• [INSTRUCTION]: Output all of the entries below precisely as written.

• [DATASET ROWS]:
········

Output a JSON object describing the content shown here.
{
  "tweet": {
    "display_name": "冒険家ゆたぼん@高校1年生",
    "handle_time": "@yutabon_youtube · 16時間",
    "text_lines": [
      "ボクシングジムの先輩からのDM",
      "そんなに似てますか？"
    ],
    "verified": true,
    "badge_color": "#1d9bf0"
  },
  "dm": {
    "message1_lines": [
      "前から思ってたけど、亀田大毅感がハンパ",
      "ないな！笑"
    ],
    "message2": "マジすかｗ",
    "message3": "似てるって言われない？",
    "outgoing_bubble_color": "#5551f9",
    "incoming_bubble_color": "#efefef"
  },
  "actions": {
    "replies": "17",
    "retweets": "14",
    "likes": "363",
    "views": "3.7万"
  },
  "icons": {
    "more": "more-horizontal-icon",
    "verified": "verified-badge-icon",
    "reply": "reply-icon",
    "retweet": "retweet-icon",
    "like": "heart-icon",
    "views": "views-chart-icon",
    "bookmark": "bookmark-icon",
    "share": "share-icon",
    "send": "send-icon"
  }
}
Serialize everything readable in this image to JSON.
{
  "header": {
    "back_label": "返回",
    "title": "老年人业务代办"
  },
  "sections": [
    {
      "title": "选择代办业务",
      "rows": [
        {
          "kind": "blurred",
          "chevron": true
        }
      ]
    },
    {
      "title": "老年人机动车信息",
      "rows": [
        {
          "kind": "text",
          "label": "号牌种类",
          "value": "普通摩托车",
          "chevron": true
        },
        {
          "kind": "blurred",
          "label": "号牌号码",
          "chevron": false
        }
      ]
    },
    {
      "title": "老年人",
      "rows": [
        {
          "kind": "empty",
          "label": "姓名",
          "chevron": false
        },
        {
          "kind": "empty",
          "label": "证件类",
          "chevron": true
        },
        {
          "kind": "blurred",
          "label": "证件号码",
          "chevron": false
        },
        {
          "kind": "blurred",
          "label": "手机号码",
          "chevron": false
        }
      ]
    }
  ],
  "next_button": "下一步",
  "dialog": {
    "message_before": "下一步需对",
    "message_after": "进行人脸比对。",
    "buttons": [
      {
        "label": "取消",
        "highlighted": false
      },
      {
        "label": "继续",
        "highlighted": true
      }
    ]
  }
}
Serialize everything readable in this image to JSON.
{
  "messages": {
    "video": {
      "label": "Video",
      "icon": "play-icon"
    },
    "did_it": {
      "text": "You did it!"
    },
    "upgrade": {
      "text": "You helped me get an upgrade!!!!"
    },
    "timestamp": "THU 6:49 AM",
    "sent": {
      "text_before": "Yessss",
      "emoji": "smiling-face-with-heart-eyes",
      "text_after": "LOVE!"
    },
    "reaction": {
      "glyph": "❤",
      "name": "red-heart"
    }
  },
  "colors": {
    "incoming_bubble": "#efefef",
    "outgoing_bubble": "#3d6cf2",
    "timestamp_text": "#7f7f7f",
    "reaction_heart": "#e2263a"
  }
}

········

• [COMPLETE ANSWER]:
Output a JSON object describing the content shown here.
{
  "tweet": {
    "display_name": "冒険家ゆたぼん@高校1年生",
    "handle_time": "@yutabon_youtube · 16時間",
    "text_lines": [
      "ボクシングジムの先輩からのDM",
      "そんなに似てますか？"
    ],
    "verified": true,
    "badge_color": "#1d9bf0"
  },
  "dm": {
    "message1_lines": [
      "前から思ってたけど、亀田大毅感がハンパ",
      "ないな！笑"
    ],
    "message2": "マジすかｗ",
    "message3": "似てるって言われない？",
    "outgoing_bubble_color": "#5551f9",
    "incoming_bubble_color": "#efefef"
  },
  "actions": {
    "replies": "17",
    "retweets": "14",
    "likes": "363",
    "views": "3.7万"
  },
  "icons": {
    "more": "more-horizontal-icon",
    "verified": "verified-badge-icon",
    "reply": "reply-icon",
    "retweet": "retweet-icon",
    "like": "heart-icon",
    "views": "views-chart-icon",
    "bookmark": "bookmark-icon",
    "share": "share-icon",
    "send": "send-icon"
  }
}
Serialize everything readable in this image to JSON.
{
  "header": {
    "back_label": "返回",
    "title": "老年人业务代办"
  },
  "sections": [
    {
      "title": "选择代办业务",
      "rows": [
        {
          "kind": "blurred",
          "chevron": true
        }
      ]
    },
    {
      "title": "老年人机动车信息",
      "rows": [
        {
          "kind": "text",
          "label": "号牌种类",
          "value": "普通摩托车",
          "chevron": true
        },
        {
          "kind": "blurred",
          "label": "号牌号码",
          "chevron": false
        }
      ]
    },
    {
      "title": "老年人",
      "rows": [
        {
          "kind": "empty",
          "label": "姓名",
          "chevron": false
        },
        {
          "kind": "empty",
          "label": "证件类",
          "chevron": true
        },
        {
          "kind": "blurred",
          "label": "证件号码",
          "chevron": false
        },
        {
          "kind": "blurred",
          "label": "手机号码",
          "chevron": false
        }
      ]
    }
  ],
  "next_button": "下一步",
  "dialog": {
    "message_before": "下一步需对",
    "message_after": "进行人脸比对。",
    "buttons": [
      {
        "label": "取消",
        "highlighted": false
      },
      {
        "label": "继续",
        "highlighted": true
      }
    ]
  }
}
Serialize everything readable in this image to JSON.
{
  "messages": {
    "video": {
      "label": "Video",
      "icon": "play-icon"
    },
    "did_it": {
      "text": "You did it!"
    },
    "upgrade": {
      "text": "You helped me get an upgrade!!!!"
    },
    "timestamp": "THU 6:49 AM",
    "sent": {
      "text_before": "Yessss",
      "emoji": "smiling-face-with-heart-eyes",
      "text_after": "LOVE!"
    },
    "reaction": {
      "glyph": "❤",
      "name": "red-heart"
    }
  },
  "colors": {
    "incoming_bubble": "#efefef",
    "outgoing_bubble": "#3d6cf2",
    "timestamp_text": "#7f7f7f",
    "reaction_heart": "#e2263a"
  }
}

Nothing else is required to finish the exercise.